**Exercise details:** Write out each line from the data below that includes the word "start".

BEGIN Task inputs

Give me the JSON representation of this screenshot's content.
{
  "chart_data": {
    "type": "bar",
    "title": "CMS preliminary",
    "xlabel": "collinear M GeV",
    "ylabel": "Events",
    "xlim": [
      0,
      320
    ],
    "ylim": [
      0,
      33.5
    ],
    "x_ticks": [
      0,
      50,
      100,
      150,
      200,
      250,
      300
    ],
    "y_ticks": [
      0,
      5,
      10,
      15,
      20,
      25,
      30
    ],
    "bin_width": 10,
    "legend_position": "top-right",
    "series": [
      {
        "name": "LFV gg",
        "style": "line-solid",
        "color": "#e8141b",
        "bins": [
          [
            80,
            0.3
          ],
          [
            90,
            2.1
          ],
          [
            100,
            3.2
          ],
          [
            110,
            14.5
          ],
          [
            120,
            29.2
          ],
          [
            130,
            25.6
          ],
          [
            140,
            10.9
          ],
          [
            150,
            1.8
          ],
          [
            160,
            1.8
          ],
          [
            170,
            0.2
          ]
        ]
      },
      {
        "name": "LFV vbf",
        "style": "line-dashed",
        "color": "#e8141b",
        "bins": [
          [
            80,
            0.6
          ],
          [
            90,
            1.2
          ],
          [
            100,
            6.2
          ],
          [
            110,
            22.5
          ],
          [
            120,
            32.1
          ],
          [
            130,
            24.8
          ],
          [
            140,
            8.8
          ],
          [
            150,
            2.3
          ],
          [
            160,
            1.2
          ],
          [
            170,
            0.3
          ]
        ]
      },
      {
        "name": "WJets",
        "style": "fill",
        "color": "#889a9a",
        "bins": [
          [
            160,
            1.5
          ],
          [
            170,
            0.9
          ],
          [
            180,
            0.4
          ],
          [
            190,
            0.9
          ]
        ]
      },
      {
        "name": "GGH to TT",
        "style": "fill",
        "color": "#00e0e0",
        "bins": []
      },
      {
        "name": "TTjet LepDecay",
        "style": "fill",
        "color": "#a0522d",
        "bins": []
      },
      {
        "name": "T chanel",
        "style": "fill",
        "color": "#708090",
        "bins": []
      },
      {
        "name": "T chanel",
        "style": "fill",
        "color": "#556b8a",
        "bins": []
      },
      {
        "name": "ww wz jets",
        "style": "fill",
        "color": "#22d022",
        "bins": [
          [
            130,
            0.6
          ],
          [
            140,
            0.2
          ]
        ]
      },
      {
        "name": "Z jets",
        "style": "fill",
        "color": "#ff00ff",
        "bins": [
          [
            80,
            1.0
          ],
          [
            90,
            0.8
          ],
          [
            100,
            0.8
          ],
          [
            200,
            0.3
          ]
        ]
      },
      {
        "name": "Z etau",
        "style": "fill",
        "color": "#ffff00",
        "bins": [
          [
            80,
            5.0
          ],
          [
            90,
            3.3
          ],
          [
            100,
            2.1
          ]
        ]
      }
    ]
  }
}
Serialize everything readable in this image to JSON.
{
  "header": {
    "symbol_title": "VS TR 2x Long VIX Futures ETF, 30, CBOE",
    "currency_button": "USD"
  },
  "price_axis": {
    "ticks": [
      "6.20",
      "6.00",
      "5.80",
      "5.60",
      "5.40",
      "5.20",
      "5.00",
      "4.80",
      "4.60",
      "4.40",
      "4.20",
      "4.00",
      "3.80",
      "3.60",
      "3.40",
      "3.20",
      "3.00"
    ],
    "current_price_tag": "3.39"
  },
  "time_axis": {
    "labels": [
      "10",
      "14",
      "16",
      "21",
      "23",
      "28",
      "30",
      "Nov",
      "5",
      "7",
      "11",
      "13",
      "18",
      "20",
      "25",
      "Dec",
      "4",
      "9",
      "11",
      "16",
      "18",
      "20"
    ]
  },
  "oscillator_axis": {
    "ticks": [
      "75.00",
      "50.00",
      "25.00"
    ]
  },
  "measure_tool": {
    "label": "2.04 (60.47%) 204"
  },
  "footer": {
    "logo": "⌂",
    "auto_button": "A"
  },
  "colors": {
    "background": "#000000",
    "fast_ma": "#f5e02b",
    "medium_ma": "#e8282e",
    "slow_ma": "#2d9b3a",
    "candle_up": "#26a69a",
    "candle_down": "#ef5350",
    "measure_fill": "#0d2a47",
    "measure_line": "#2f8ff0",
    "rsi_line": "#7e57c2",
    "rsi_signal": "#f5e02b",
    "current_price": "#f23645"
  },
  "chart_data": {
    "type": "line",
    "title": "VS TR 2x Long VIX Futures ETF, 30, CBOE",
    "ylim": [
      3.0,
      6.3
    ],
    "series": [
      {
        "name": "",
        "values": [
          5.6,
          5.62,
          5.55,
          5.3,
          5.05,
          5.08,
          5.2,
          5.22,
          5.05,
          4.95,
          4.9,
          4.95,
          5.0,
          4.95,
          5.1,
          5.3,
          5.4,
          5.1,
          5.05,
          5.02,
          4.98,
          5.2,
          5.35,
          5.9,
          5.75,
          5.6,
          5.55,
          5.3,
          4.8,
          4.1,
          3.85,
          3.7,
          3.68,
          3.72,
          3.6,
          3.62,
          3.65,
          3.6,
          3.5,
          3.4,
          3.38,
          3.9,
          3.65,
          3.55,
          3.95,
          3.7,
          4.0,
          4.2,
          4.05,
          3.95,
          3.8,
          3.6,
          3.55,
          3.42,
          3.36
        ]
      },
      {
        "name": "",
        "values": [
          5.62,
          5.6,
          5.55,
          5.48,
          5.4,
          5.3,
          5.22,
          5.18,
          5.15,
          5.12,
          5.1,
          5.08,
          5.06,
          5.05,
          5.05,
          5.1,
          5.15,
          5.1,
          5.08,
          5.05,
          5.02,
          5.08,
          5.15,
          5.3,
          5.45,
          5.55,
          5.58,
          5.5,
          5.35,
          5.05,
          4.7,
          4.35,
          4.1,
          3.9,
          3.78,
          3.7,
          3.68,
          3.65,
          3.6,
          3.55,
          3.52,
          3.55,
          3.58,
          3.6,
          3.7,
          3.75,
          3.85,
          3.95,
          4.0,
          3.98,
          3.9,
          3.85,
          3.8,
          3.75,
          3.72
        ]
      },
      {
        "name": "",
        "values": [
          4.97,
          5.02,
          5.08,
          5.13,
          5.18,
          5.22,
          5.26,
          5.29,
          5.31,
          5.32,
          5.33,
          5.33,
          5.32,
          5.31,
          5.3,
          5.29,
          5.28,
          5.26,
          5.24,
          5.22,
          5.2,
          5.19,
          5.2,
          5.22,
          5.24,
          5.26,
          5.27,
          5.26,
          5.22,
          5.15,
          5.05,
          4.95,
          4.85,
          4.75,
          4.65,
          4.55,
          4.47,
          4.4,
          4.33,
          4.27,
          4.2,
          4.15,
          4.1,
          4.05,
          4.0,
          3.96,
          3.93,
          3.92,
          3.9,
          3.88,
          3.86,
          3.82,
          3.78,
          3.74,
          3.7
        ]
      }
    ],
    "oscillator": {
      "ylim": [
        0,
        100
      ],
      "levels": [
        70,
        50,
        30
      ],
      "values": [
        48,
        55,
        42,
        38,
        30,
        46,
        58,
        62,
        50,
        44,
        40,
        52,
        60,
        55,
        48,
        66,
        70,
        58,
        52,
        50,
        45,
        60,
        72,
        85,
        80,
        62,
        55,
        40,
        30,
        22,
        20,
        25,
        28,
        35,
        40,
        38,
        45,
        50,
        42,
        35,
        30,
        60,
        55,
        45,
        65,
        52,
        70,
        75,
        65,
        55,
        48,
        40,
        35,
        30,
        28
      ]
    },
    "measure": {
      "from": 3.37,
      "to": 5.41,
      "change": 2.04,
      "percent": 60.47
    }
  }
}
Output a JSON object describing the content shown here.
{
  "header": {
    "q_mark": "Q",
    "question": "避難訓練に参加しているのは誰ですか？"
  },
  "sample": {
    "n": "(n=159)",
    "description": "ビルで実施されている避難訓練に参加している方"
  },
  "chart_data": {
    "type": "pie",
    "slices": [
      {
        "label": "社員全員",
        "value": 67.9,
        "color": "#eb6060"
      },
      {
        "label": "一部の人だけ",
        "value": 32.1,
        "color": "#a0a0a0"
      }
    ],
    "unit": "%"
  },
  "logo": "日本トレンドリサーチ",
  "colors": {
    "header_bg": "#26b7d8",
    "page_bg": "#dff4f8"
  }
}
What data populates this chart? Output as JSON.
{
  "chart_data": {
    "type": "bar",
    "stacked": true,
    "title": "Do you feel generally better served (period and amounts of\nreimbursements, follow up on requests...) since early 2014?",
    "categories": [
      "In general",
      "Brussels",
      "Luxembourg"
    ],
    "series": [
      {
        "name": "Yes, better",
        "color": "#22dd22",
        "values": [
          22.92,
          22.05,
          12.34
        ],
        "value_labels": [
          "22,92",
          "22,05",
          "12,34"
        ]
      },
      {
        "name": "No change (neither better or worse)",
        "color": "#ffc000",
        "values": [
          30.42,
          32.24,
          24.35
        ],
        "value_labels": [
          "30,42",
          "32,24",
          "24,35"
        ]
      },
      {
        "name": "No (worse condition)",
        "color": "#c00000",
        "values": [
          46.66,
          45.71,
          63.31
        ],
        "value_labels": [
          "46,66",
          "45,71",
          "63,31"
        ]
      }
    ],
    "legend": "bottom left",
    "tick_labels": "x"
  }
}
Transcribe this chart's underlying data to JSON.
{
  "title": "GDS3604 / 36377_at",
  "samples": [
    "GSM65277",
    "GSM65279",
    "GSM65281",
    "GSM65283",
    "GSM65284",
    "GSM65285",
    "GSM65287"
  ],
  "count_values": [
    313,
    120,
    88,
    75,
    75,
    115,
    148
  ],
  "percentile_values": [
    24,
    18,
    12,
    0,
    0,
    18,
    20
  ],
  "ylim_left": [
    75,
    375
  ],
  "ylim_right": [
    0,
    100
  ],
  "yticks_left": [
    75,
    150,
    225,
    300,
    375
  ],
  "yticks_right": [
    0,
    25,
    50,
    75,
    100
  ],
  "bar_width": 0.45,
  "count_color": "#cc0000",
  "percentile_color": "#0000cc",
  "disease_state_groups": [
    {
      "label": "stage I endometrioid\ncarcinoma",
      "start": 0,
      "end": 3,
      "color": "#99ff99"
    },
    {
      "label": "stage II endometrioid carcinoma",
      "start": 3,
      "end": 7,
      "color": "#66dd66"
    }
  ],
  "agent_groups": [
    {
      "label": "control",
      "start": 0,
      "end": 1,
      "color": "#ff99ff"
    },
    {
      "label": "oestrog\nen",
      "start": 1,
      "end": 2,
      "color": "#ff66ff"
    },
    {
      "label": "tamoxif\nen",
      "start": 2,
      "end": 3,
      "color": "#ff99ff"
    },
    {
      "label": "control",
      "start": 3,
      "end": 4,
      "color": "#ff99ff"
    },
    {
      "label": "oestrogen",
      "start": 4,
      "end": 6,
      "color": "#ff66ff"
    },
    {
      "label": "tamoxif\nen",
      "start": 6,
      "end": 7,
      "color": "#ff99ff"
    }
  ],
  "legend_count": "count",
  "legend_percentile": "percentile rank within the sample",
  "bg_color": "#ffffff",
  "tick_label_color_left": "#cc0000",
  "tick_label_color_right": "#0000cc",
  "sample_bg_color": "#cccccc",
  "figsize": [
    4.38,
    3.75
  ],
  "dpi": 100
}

END Task inputs

**Output of the exercise:**
      "start": 0,
      "start": 3,
      "start": 0,
      "start": 1,
      "start": 2,
      "start": 3,
      "start": 4,
      "start": 6,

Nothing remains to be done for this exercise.